* [INSTRUCTIONS TO FOLLOW]: Pull out from the material below all lines with "Soil".

Dataset entries on figures:
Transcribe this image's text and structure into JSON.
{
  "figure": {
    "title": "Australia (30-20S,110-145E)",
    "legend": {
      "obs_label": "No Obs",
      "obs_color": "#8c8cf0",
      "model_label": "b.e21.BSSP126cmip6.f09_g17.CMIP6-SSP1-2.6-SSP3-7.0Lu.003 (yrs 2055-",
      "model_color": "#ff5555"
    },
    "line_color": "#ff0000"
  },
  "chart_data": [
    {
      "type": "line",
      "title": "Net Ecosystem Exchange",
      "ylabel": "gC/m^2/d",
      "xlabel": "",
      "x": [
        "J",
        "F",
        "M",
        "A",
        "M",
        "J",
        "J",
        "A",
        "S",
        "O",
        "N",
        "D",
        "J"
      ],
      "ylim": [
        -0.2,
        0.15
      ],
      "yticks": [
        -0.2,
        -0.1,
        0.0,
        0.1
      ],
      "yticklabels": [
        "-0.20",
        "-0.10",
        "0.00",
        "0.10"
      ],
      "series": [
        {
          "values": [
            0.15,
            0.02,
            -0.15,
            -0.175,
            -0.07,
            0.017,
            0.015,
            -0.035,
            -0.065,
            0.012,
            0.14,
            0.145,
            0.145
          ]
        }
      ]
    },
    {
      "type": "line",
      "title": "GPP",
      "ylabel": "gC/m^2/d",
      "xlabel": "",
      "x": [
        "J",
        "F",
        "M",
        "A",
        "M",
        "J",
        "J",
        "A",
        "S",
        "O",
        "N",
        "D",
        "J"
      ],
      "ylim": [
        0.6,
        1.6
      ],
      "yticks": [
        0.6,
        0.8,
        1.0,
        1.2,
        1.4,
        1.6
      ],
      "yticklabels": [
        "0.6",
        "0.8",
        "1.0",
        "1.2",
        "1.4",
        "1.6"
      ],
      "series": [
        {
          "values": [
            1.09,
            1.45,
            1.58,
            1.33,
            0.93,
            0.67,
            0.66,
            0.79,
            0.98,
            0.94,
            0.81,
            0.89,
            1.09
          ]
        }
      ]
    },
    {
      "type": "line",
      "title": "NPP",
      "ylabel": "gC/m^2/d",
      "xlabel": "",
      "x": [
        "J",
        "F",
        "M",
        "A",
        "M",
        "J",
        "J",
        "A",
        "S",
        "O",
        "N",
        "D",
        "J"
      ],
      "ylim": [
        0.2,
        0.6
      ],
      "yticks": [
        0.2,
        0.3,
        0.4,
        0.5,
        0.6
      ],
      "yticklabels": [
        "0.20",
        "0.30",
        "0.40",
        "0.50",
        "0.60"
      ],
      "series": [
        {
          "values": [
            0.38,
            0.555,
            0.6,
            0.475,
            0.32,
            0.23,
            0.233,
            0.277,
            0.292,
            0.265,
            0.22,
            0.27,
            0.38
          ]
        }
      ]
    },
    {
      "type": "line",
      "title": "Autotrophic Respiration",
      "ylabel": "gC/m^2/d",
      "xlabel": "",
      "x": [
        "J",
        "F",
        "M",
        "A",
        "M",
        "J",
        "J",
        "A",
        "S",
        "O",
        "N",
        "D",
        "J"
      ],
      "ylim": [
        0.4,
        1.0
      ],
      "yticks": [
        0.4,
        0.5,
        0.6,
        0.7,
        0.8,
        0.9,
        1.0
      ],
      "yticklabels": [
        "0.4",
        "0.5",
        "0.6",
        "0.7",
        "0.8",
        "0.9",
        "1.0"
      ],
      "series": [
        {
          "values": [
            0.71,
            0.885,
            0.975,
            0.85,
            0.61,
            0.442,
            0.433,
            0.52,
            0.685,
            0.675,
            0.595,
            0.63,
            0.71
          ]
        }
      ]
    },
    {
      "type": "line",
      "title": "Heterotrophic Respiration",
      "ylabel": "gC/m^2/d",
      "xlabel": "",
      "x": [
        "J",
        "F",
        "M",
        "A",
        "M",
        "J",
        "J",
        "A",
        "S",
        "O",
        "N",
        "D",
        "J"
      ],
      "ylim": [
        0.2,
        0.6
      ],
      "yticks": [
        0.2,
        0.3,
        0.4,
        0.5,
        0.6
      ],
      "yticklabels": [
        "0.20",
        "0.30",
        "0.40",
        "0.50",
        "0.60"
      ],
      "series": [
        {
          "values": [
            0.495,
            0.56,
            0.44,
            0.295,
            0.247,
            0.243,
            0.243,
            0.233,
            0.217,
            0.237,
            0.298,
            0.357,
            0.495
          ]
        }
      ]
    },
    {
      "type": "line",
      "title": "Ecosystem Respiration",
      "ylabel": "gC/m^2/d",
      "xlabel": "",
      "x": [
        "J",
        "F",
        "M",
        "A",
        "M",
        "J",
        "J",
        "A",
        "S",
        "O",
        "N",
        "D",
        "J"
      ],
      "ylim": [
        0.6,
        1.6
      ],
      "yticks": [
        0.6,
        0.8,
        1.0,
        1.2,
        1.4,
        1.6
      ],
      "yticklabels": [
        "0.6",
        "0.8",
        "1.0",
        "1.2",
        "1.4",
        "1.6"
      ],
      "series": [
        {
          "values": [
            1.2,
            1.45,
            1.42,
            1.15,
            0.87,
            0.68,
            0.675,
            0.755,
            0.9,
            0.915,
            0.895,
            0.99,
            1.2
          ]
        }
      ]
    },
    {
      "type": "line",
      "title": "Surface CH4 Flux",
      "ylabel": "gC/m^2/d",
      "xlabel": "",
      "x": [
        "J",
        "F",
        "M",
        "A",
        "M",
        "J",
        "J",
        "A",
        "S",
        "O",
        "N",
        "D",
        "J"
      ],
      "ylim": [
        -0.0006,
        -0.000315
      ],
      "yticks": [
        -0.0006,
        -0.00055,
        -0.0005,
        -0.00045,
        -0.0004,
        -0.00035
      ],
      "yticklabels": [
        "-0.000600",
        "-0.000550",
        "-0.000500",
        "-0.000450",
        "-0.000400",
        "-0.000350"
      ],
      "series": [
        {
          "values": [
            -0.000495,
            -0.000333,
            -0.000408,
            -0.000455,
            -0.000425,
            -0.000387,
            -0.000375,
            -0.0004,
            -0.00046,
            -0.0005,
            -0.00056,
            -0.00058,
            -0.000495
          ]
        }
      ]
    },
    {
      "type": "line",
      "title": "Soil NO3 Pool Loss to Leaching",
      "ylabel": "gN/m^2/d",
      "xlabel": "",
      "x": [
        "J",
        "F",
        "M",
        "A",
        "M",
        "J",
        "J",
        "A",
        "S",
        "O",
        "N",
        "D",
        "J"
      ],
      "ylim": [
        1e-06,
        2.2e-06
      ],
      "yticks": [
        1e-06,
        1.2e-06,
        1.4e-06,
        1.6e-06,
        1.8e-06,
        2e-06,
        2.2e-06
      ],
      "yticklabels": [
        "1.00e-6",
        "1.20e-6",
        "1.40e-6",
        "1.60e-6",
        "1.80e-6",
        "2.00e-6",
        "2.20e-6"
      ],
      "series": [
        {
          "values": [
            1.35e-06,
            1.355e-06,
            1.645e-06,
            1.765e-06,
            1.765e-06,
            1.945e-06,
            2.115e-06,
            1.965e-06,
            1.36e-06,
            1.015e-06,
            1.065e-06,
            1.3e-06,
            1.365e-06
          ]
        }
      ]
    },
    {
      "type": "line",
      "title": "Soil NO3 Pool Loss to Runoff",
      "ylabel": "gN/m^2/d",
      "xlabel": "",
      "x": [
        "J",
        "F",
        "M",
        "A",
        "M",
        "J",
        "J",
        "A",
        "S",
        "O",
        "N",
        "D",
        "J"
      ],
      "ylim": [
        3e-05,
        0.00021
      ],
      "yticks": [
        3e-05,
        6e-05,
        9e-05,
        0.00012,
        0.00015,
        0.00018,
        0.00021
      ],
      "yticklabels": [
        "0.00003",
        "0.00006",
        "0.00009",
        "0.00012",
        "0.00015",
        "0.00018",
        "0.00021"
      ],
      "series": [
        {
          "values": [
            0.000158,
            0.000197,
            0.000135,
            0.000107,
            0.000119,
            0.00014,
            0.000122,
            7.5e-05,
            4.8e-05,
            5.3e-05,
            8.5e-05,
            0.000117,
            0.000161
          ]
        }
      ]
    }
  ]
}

* [TASK RESULT]:
      "title": "Soil NO3 Pool Loss to Leaching",
      "title": "Soil NO3 Pool Loss to Runoff",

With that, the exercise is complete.